- Exercise -
Start at the line holding "Convert this screenshot", stop at the line holding "Enumerate this screenshot's", and repeat those lines exactly, both ends included; skip the pictures.

- Exercise inputs -
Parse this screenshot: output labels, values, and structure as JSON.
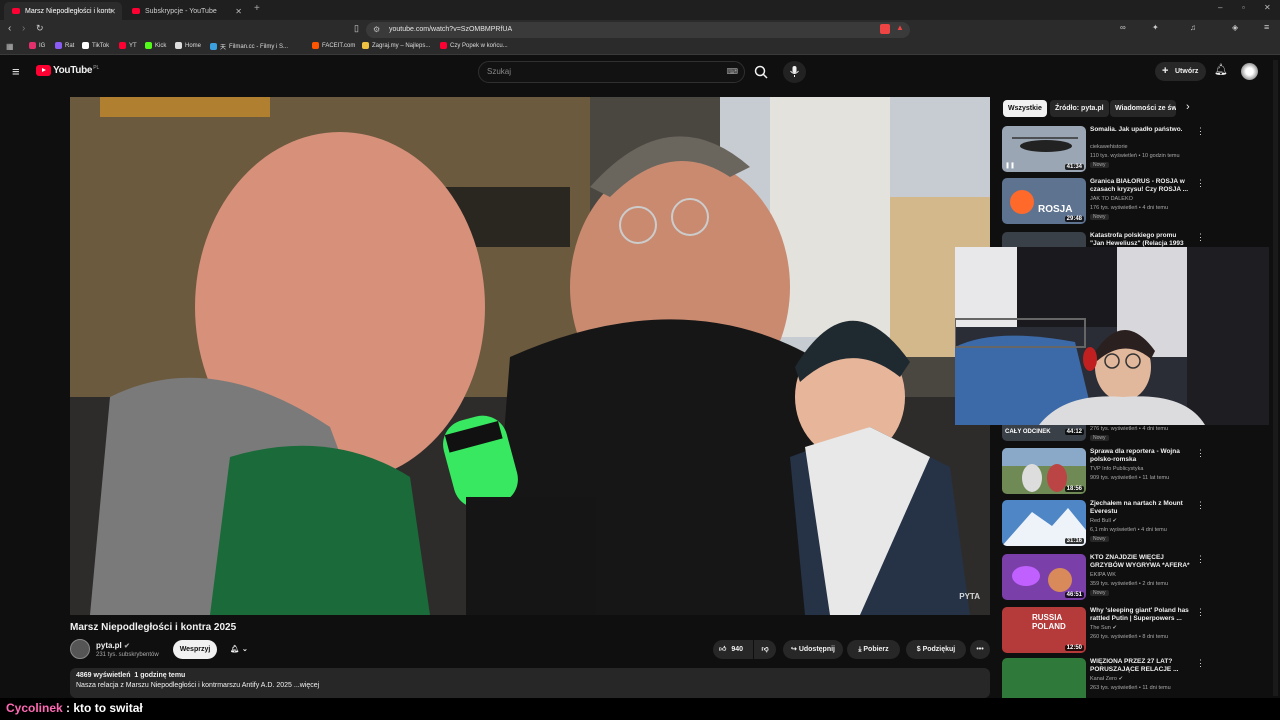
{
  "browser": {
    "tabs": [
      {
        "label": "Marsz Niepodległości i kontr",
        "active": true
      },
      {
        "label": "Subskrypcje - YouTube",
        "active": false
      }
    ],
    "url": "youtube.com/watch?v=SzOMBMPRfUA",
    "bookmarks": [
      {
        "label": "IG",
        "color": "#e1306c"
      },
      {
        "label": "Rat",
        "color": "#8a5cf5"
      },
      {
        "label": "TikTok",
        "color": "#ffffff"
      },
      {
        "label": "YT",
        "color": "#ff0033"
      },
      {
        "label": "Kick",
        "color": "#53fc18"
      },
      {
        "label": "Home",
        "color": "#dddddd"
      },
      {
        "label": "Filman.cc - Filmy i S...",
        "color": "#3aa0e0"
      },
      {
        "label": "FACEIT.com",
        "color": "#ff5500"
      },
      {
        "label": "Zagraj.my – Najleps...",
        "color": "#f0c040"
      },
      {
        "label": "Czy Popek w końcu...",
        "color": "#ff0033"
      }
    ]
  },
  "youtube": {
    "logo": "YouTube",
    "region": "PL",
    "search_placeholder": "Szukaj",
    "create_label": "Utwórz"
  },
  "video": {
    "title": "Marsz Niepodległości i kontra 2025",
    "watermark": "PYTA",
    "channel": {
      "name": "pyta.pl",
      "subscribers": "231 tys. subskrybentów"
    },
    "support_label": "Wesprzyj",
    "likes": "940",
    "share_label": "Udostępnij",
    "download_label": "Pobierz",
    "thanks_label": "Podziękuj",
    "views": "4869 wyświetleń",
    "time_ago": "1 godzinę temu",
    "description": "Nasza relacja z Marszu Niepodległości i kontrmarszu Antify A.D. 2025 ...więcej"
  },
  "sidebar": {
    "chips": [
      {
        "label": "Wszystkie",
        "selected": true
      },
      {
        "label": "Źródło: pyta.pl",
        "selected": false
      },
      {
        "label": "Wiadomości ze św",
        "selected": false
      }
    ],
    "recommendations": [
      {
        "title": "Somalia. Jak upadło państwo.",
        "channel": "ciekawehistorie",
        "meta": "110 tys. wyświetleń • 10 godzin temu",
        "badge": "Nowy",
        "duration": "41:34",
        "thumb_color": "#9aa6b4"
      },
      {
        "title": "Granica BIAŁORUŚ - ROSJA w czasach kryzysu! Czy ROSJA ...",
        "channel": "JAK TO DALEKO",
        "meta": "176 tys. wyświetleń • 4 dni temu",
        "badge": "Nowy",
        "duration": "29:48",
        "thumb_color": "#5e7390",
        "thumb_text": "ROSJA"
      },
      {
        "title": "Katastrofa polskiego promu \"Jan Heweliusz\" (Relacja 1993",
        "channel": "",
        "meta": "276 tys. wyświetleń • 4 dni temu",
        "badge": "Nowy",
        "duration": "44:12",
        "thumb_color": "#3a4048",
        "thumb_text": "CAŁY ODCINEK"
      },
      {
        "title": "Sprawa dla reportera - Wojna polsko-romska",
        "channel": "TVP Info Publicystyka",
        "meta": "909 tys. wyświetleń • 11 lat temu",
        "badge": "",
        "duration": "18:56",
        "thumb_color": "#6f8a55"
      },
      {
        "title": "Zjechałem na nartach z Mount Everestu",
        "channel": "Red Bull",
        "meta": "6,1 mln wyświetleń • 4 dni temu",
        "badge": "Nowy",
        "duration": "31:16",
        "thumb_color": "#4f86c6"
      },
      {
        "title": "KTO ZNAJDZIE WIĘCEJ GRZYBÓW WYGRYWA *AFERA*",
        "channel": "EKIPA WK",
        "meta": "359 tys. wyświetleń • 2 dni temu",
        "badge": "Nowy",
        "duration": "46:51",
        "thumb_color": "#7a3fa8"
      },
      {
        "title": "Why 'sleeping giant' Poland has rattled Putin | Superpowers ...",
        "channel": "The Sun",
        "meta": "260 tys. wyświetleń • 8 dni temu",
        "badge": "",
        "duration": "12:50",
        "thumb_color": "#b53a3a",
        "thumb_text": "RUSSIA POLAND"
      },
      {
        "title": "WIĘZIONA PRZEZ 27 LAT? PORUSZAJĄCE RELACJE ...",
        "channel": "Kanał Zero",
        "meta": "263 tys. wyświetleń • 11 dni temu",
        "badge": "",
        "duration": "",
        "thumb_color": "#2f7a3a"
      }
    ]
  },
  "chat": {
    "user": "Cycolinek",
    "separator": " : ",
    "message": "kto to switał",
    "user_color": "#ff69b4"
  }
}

* * *

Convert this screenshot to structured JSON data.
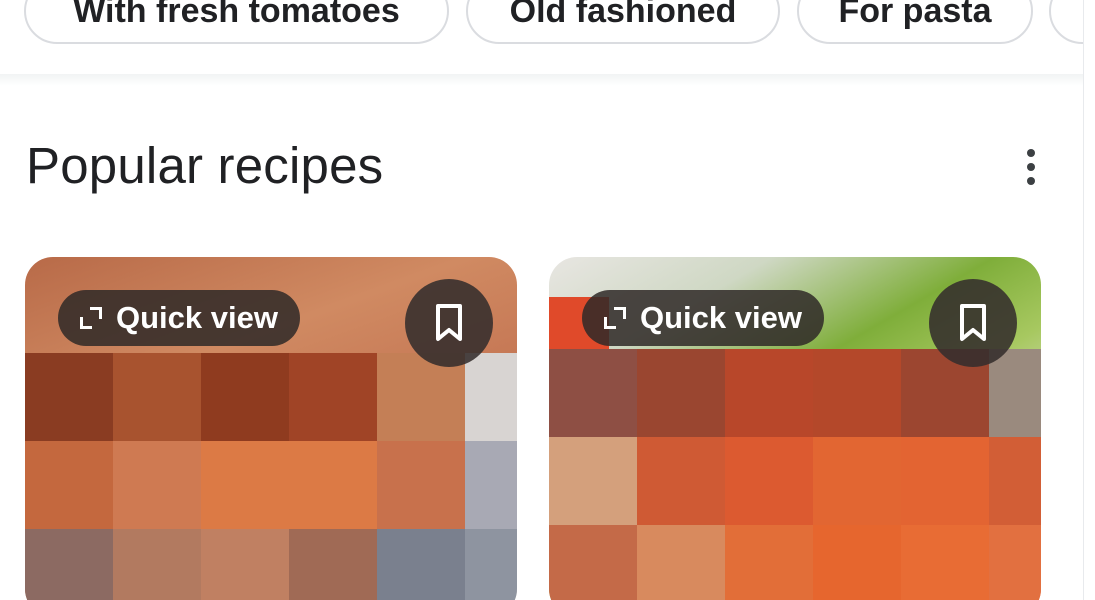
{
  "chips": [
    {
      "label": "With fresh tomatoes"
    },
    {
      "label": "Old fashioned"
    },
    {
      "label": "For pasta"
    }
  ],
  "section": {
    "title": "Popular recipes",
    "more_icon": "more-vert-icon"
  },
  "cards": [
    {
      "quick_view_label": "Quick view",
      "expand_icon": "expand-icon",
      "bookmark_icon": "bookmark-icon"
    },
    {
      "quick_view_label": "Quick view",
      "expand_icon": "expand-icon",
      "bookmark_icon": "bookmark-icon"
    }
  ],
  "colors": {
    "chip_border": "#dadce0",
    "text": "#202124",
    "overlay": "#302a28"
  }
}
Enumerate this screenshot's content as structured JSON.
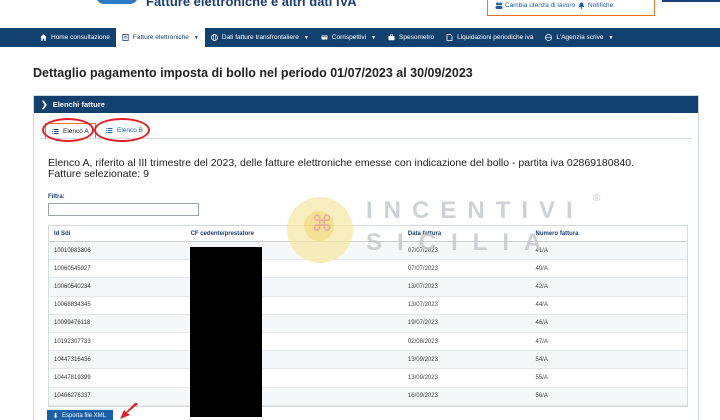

- Answer to the task -
Convert this screenshot to structured JSON data.
{
  "chips": [
    {
      "label": "With fresh tomatoes"
    },
    {
      "label": "Old fashioned"
    },
    {
      "label": "For pasta"
    }
  ],
  "section": {
    "title": "Popular recipes",
    "more_icon": "more-vert-icon"
  },
  "cards": [
    {
      "quick_view_label": "Quick view",
      "expand_icon": "expand-icon",
      "bookmark_icon": "bookmark-icon"
    },
    {
      "quick_view_label": "Quick view",
      "expand_icon": "expand-icon",
      "bookmark_icon": "bookmark-icon"
    }
  ],
  "colors": {
    "chip_border": "#dadce0",
    "text": "#202124",
    "overlay": "#302a28"
  }
}
Enumerate this screenshot's content as structured JSON.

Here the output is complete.